EXERCISE INPUT:
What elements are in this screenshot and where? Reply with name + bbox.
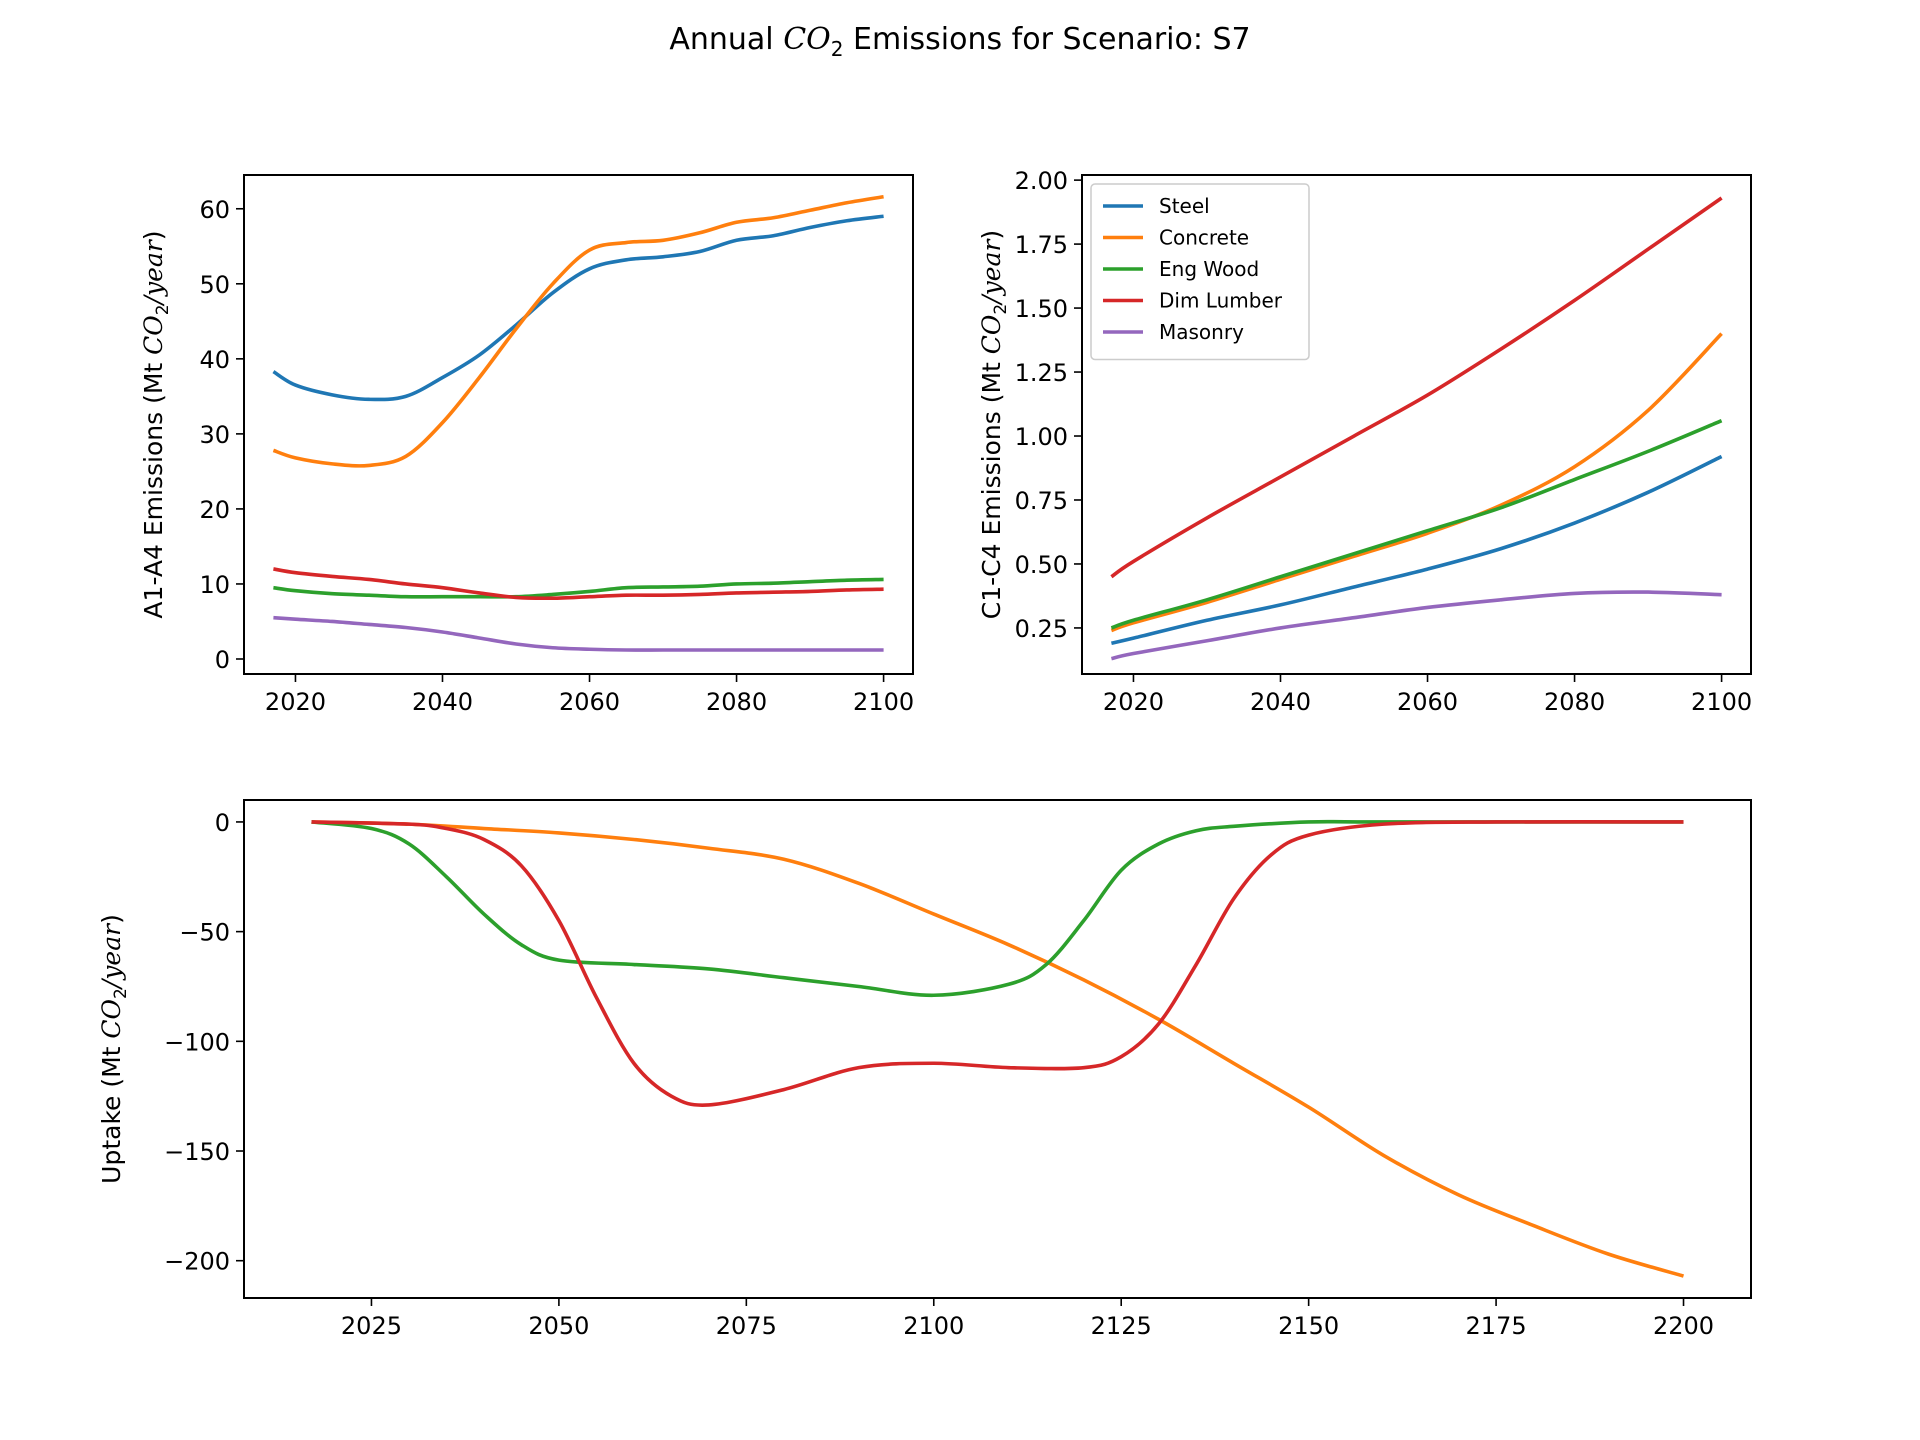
x-tick-label: 2100: [903, 1312, 964, 1340]
y-tick-label: 2.00: [1015, 167, 1068, 195]
y-tick-label: 60: [199, 196, 230, 224]
y-tick-label: 10: [199, 571, 230, 599]
series-line-steel: [1111, 454, 1723, 646]
figure-title: Annual CO2 Emissions for Scenario: S7: [0, 22, 1920, 61]
legend-label: Steel: [1159, 194, 1210, 218]
x-tick-label: 2050: [528, 1312, 589, 1340]
y-axis-label: Uptake (Mt CO2/year): [97, 914, 131, 1184]
legend-label: Eng Wood: [1159, 257, 1259, 281]
x-tick-label: 2125: [1091, 1312, 1152, 1340]
x-tick-label: 2075: [716, 1312, 777, 1340]
title-suffix: Emissions for Scenario: S7: [843, 22, 1251, 57]
panel-c1-c4-emissions: 2020 2040 2060 2080 2100 0.25 0.50 0.75 1.00 1.25…: [977, 167, 1752, 716]
series-line-eng-wood: [273, 577, 884, 599]
x-tick-label: 2025: [341, 1312, 402, 1340]
series-line-dim-lumber: [1110, 196, 1723, 579]
axes-frame: [243, 799, 1752, 1299]
y-tick-label: −50: [179, 919, 230, 947]
series-line-masonry: [273, 615, 884, 652]
x-tick-label: 2040: [412, 688, 473, 716]
y-tick-label: 50: [199, 271, 230, 299]
x-tick-label: 2150: [1278, 1312, 1339, 1340]
legend-item-dim-lumber: Dim Lumber: [1103, 289, 1283, 313]
x-tick-label: 2200: [1653, 1312, 1714, 1340]
series-line-dim-lumber: [273, 567, 884, 601]
y-tick-label: −200: [164, 1248, 230, 1276]
x-tick-label: 2020: [1103, 688, 1164, 716]
y-tick-label: 1.50: [1015, 295, 1068, 323]
legend-item-concrete: Concrete: [1103, 226, 1249, 250]
y-tick-label: 0.75: [1015, 487, 1068, 515]
series-line-masonry: [1110, 590, 1722, 661]
legend-label: Dim Lumber: [1159, 289, 1283, 313]
series-line-concrete: [1110, 332, 1723, 633]
series-line-dim-lumber: [311, 819, 1684, 1107]
y-tick-label: 0: [215, 646, 230, 674]
title-prefix: Annual: [669, 22, 784, 57]
y-tick-label: 0: [215, 809, 230, 837]
y-axis-label: C1-C4 Emissions (Mt CO2/year): [977, 230, 1011, 619]
x-tick-label: 2060: [1397, 688, 1458, 716]
series-line-concrete: [311, 820, 1685, 1278]
y-tick-label: 1.75: [1015, 231, 1068, 259]
series-line-eng-wood: [1110, 418, 1723, 630]
y-axis-label: A1-A4 Emissions (Mt CO2/year): [139, 230, 173, 618]
series-line-eng-wood: [311, 819, 1684, 998]
x-tick-label: 2060: [559, 688, 620, 716]
legend-item-masonry: Masonry: [1103, 320, 1244, 344]
title-subscript: 2: [830, 37, 844, 61]
legend-item-steel: Steel: [1103, 194, 1210, 218]
series-line-concrete: [272, 194, 884, 468]
axes-frame: [1081, 174, 1752, 675]
y-tick-label: 0.50: [1015, 551, 1068, 579]
x-tick-label: 2080: [706, 688, 767, 716]
y-tick-label: 1.25: [1015, 359, 1068, 387]
x-tick-label: 2175: [1466, 1312, 1527, 1340]
series-lines: [272, 194, 884, 652]
legend-label: Masonry: [1159, 320, 1244, 344]
axes-frame: [243, 174, 914, 675]
x-tick-label: 2020: [265, 688, 326, 716]
y-tick-label: −150: [164, 1138, 230, 1166]
y-tick-label: 20: [199, 496, 230, 524]
series-lines: [311, 819, 1685, 1278]
legend: Steel Concrete Eng Wood Dim Lumber Masonry: [1090, 183, 1310, 361]
y-tick-label: 30: [199, 421, 230, 449]
x-tick-label: 2100: [853, 688, 914, 716]
y-tick-label: 40: [199, 346, 230, 374]
series-lines: [1110, 196, 1723, 661]
y-tick-label: 0.25: [1015, 615, 1068, 643]
x-tick-label: 2100: [1691, 688, 1752, 716]
title-formula: CO: [783, 22, 831, 57]
legend-label: Concrete: [1159, 226, 1249, 250]
panel-a1-a4-emissions: 2020 2040 2060 2080 2100 0 10 20 30 40 50 60 A1-A4 E…: [139, 174, 914, 716]
legend-box: [1090, 183, 1310, 361]
x-tick-label: 2040: [1250, 688, 1311, 716]
legend-item-eng-wood: Eng Wood: [1103, 257, 1259, 281]
series-line-steel: [272, 214, 884, 402]
y-tick-label: 1.00: [1015, 423, 1068, 451]
x-tick-label: 2080: [1544, 688, 1605, 716]
panel-uptake: 2025 2050 2075 2100 2125 2150 2175 2200 0 −50 −100…: [97, 799, 1752, 1340]
y-tick-label: −100: [164, 1028, 230, 1056]
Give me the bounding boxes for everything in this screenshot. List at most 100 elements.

EXERCISE: Update the records by replacing every "Eng Wood" with "Engineered Wood" and leaving everything else as it is. Omit the pictures from your answer.

RESULT OF THE TASK:
What elements are in this screenshot and where? Reply with name + bbox.
x-tick-label: 2100: [903, 1312, 964, 1340]
y-tick-label: 2.00: [1015, 167, 1068, 195]
y-tick-label: 60: [199, 196, 230, 224]
y-tick-label: 10: [199, 571, 230, 599]
series-line-steel: [1111, 454, 1723, 646]
figure-title: Annual CO2 Emissions for Scenario: S7: [0, 22, 1920, 61]
legend-label: Steel: [1159, 194, 1210, 218]
x-tick-label: 2050: [528, 1312, 589, 1340]
y-axis-label: Uptake (Mt CO2/year): [97, 914, 131, 1184]
legend-label: Engineered Wood: [1159, 257, 1259, 281]
x-tick-label: 2125: [1091, 1312, 1152, 1340]
x-tick-label: 2075: [716, 1312, 777, 1340]
title-suffix: Emissions for Scenario: S7: [843, 22, 1251, 57]
panel-c1-c4-emissions: 2020 2040 2060 2080 2100 0.25 0.50 0.75 1.00 1.25…: [977, 167, 1752, 716]
series-line-eng-wood: [273, 577, 884, 599]
x-tick-label: 2025: [341, 1312, 402, 1340]
series-line-dim-lumber: [1110, 196, 1723, 579]
axes-frame: [243, 799, 1752, 1299]
y-tick-label: −50: [179, 919, 230, 947]
series-line-masonry: [273, 615, 884, 652]
x-tick-label: 2040: [412, 688, 473, 716]
y-tick-label: 50: [199, 271, 230, 299]
x-tick-label: 2150: [1278, 1312, 1339, 1340]
legend-item-dim-lumber: Dim Lumber: [1103, 289, 1283, 313]
x-tick-label: 2200: [1653, 1312, 1714, 1340]
series-line-dim-lumber: [273, 567, 884, 601]
y-tick-label: −200: [164, 1248, 230, 1276]
x-tick-label: 2020: [1103, 688, 1164, 716]
y-tick-label: 1.50: [1015, 295, 1068, 323]
legend-item-concrete: Concrete: [1103, 226, 1249, 250]
y-tick-label: 0.75: [1015, 487, 1068, 515]
series-line-masonry: [1110, 590, 1722, 661]
legend-label: Dim Lumber: [1159, 289, 1283, 313]
series-line-concrete: [1110, 332, 1723, 633]
series-line-dim-lumber: [311, 819, 1684, 1107]
y-tick-label: 0: [215, 646, 230, 674]
title-prefix: Annual: [669, 22, 784, 57]
y-tick-label: 0: [215, 809, 230, 837]
y-axis-label: C1-C4 Emissions (Mt CO2/year): [977, 230, 1011, 619]
x-tick-label: 2060: [1397, 688, 1458, 716]
series-line-concrete: [311, 820, 1685, 1278]
y-tick-label: 1.75: [1015, 231, 1068, 259]
series-line-eng-wood: [1110, 418, 1723, 630]
y-axis-label: A1-A4 Emissions (Mt CO2/year): [139, 230, 173, 618]
series-line-eng-wood: [311, 819, 1684, 998]
x-tick-label: 2060: [559, 688, 620, 716]
legend-item-masonry: Masonry: [1103, 320, 1244, 344]
title-subscript: 2: [830, 37, 844, 61]
legend-item-steel: Steel: [1103, 194, 1210, 218]
series-line-concrete: [272, 194, 884, 468]
axes-frame: [1081, 174, 1752, 675]
y-tick-label: 0.50: [1015, 551, 1068, 579]
x-tick-label: 2080: [706, 688, 767, 716]
y-tick-label: 1.25: [1015, 359, 1068, 387]
x-tick-label: 2175: [1466, 1312, 1527, 1340]
series-lines: [272, 194, 884, 652]
legend-label: Masonry: [1159, 320, 1244, 344]
axes-frame: [243, 174, 914, 675]
x-tick-label: 2020: [265, 688, 326, 716]
y-tick-label: −150: [164, 1138, 230, 1166]
y-tick-label: 20: [199, 496, 230, 524]
series-lines: [311, 819, 1685, 1278]
legend: Steel Concrete Engineered Wood Dim Lumber Masonry: [1090, 183, 1310, 361]
y-tick-label: 30: [199, 421, 230, 449]
x-tick-label: 2100: [853, 688, 914, 716]
y-tick-label: 40: [199, 346, 230, 374]
series-lines: [1110, 196, 1723, 661]
y-tick-label: 0.25: [1015, 615, 1068, 643]
x-tick-label: 2100: [1691, 688, 1752, 716]
title-formula: CO: [783, 22, 831, 57]
legend-label: Concrete: [1159, 226, 1249, 250]
panel-a1-a4-emissions: 2020 2040 2060 2080 2100 0 10 20 30 40 50 60 A1-A4 E…: [139, 174, 914, 716]
legend-box: [1090, 183, 1310, 361]
x-tick-label: 2040: [1250, 688, 1311, 716]
legend-item-eng-wood: Engineered Wood: [1103, 257, 1259, 281]
series-line-steel: [272, 214, 884, 402]
y-tick-label: 1.00: [1015, 423, 1068, 451]
x-tick-label: 2080: [1544, 688, 1605, 716]
panel-uptake: 2025 2050 2075 2100 2125 2150 2175 2200 0 −50 −100…: [97, 799, 1752, 1340]
y-tick-label: −100: [164, 1028, 230, 1056]
Give me the bounding boxes for everything in this screenshot. List at most 100 elements.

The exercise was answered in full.